> _Exercise details_
Tally the lines containing "trabalhos" and report the number alone.

#### Supplied material

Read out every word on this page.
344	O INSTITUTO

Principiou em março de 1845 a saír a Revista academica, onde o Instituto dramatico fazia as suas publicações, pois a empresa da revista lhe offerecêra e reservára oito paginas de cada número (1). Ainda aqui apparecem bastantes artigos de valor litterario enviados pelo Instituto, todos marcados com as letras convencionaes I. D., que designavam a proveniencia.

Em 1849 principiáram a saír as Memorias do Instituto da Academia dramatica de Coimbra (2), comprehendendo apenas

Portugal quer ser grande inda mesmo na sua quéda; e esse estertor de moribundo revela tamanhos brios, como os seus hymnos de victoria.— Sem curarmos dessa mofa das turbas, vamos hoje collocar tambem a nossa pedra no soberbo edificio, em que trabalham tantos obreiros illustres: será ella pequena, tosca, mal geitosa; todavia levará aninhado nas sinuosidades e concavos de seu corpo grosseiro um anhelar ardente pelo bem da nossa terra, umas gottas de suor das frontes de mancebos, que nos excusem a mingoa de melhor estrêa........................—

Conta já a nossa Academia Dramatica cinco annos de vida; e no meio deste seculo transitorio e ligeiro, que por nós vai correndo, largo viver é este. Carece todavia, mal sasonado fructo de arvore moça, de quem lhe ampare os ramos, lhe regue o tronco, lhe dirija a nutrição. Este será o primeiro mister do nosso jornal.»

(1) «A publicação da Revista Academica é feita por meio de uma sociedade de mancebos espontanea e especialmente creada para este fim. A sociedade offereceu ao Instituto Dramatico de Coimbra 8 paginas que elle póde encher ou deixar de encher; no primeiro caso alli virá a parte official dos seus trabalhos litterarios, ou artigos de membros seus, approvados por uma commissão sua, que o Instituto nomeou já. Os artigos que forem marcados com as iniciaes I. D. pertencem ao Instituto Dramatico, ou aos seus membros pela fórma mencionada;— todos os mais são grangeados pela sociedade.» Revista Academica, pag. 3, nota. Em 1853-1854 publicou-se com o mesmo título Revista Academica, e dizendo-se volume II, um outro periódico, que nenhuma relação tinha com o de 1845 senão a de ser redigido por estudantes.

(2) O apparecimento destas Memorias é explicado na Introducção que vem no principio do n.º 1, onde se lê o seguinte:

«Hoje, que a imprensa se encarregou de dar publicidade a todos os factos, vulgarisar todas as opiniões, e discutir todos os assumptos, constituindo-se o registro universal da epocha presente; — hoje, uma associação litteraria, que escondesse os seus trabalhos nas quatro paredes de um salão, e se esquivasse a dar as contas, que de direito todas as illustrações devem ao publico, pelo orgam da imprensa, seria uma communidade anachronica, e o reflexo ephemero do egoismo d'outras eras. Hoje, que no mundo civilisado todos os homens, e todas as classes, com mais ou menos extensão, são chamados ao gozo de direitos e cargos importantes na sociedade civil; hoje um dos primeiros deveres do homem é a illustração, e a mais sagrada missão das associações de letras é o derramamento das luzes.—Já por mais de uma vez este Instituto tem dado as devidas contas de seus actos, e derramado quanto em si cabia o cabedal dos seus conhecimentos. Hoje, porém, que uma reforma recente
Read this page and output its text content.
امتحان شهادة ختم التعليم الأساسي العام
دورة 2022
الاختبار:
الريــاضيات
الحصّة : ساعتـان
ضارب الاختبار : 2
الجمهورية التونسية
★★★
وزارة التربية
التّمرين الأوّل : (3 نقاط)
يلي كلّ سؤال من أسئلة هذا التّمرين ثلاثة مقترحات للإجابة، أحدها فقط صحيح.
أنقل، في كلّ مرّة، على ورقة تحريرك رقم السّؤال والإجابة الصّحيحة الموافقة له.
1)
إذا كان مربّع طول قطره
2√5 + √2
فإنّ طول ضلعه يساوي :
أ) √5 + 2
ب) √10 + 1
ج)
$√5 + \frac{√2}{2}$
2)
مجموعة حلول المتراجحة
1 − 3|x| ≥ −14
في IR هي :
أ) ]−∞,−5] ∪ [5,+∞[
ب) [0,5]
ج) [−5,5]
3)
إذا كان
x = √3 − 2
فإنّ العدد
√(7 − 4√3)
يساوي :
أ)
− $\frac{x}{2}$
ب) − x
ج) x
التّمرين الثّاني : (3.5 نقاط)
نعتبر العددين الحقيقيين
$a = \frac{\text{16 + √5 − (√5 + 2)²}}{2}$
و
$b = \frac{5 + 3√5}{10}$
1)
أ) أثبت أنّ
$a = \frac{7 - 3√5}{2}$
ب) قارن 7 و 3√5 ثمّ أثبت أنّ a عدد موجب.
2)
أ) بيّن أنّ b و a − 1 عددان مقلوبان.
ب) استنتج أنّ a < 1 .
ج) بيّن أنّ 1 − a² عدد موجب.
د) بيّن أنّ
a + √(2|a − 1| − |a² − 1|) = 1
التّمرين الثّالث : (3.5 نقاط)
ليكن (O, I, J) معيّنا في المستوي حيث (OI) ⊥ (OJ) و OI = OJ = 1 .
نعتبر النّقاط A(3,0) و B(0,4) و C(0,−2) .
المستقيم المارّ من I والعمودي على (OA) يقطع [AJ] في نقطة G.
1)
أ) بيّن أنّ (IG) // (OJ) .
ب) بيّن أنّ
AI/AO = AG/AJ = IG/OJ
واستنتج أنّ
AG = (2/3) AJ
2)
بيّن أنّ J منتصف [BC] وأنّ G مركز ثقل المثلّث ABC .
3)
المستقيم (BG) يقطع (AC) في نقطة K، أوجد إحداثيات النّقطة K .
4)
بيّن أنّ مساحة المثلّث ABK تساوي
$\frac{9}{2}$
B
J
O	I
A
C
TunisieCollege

########
#### Supplied material

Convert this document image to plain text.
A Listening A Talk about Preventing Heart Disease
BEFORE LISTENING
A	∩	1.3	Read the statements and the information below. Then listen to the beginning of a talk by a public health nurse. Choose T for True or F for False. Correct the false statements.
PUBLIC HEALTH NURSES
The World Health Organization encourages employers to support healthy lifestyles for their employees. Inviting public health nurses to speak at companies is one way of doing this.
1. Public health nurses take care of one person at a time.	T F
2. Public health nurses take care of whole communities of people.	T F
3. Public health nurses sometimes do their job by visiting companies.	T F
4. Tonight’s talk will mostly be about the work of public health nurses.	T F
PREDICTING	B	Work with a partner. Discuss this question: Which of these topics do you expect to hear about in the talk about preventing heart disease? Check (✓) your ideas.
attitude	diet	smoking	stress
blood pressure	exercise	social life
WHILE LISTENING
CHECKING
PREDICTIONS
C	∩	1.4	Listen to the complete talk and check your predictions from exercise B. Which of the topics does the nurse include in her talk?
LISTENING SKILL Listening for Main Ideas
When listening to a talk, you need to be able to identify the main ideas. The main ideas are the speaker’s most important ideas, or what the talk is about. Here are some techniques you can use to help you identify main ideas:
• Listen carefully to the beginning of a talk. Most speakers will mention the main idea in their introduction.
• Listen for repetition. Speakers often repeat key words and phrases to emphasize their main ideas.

########
#### Supplied material

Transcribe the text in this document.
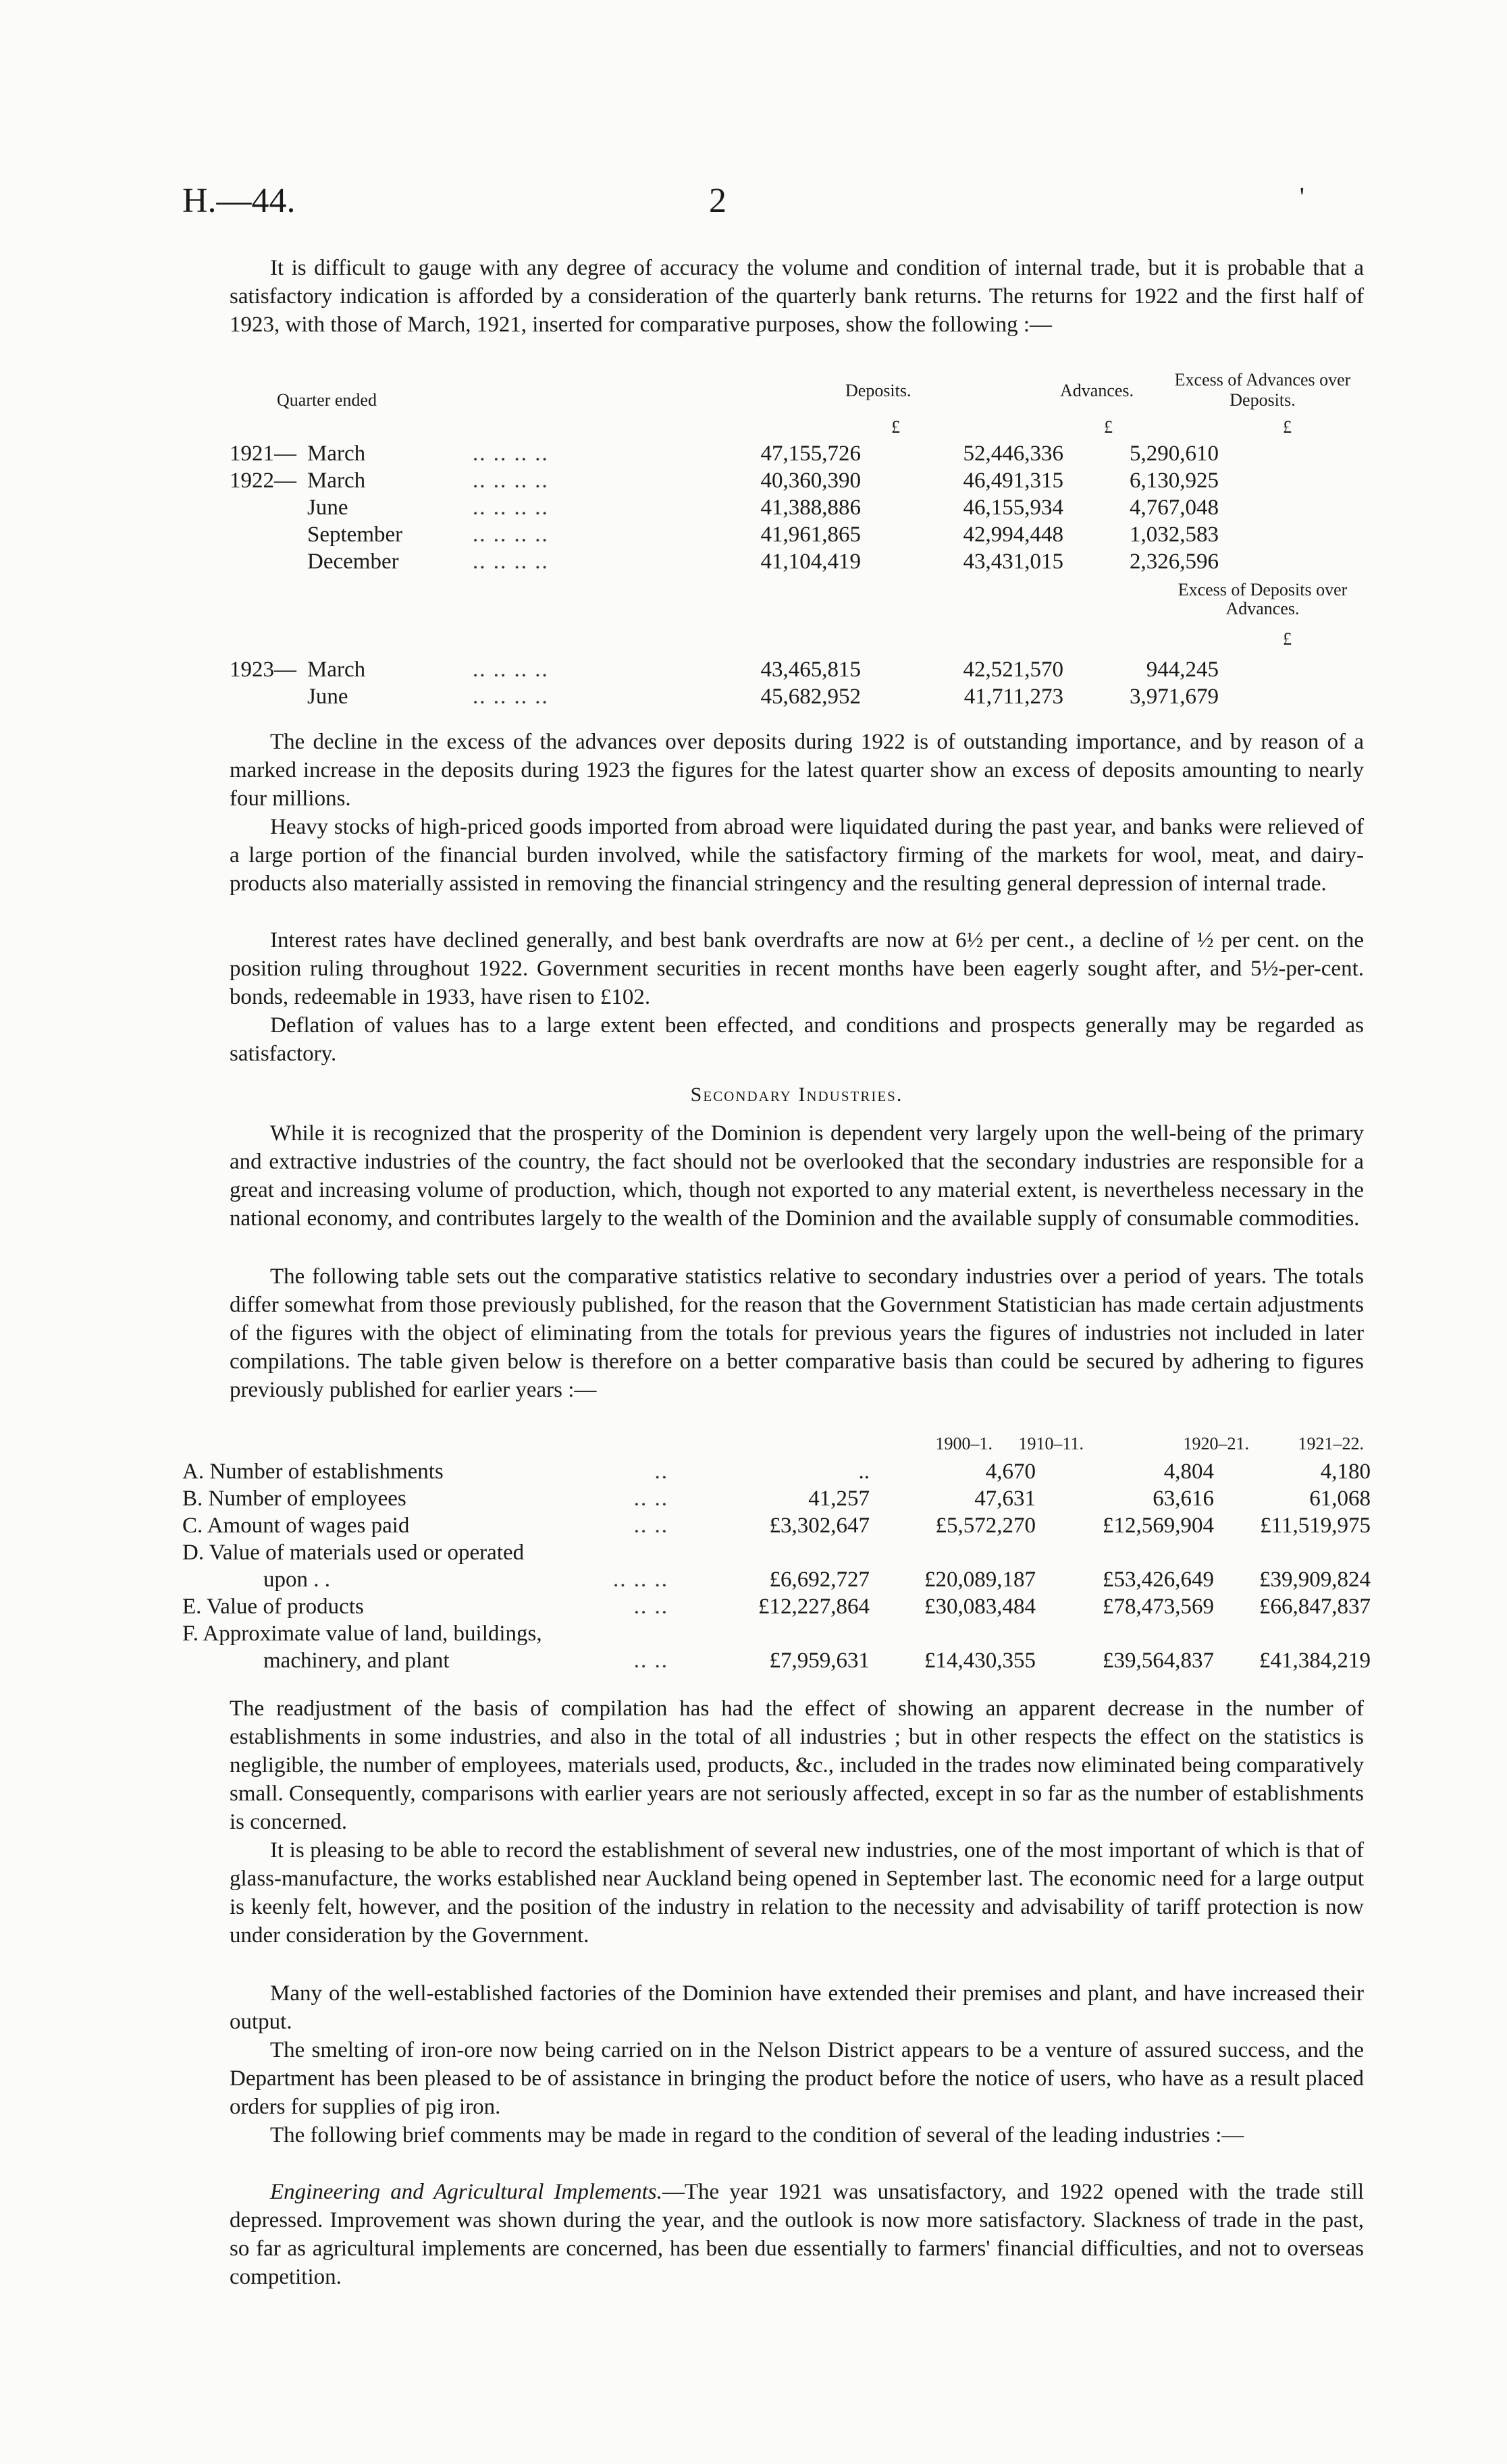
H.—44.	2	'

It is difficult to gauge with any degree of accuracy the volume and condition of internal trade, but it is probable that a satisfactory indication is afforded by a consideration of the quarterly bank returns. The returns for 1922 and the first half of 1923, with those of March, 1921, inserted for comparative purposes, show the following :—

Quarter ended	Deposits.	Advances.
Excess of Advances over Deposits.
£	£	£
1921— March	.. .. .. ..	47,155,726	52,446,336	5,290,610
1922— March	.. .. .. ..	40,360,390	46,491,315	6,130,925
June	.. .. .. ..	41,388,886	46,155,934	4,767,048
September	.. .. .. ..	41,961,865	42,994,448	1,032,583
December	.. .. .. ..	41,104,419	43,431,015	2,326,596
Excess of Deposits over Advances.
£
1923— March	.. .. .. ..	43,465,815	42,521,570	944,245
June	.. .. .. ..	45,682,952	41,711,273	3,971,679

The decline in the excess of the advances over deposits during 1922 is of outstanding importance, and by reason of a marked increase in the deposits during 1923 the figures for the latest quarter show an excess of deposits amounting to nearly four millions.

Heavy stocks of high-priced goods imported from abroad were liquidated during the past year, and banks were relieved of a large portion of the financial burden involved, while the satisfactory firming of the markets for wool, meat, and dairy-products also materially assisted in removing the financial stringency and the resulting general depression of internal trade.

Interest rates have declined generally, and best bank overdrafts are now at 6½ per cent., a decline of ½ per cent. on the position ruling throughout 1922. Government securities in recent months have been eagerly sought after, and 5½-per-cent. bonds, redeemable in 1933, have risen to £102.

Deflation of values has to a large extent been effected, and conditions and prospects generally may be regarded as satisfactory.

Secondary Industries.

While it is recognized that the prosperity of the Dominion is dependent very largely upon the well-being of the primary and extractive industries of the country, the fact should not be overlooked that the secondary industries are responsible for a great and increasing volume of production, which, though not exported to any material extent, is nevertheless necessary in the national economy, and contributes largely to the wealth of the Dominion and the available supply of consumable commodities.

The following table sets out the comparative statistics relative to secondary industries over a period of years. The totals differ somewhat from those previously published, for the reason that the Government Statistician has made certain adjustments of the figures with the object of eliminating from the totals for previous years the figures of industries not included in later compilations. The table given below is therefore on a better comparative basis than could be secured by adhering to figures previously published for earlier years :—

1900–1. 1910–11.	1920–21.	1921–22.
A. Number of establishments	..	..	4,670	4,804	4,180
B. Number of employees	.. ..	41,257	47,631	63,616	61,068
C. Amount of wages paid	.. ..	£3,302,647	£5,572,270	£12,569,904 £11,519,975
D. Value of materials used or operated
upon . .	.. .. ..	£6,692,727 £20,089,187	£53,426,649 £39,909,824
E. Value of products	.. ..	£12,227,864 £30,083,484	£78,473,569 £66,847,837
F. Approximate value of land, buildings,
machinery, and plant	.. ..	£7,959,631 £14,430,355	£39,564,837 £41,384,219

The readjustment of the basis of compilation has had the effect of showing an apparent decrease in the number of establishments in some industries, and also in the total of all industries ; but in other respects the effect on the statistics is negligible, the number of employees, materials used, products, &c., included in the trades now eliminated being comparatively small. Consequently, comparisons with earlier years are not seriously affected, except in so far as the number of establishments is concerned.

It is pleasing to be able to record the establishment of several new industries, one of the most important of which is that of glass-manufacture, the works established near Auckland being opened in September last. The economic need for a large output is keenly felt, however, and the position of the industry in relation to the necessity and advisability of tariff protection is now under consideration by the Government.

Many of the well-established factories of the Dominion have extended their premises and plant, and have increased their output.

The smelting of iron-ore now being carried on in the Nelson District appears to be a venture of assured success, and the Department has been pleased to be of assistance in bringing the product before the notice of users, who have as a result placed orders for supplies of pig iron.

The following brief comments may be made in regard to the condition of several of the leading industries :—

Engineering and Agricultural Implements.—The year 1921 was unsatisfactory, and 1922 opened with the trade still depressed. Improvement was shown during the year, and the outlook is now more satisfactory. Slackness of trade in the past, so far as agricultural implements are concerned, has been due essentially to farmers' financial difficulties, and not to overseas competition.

########

> _The result_
2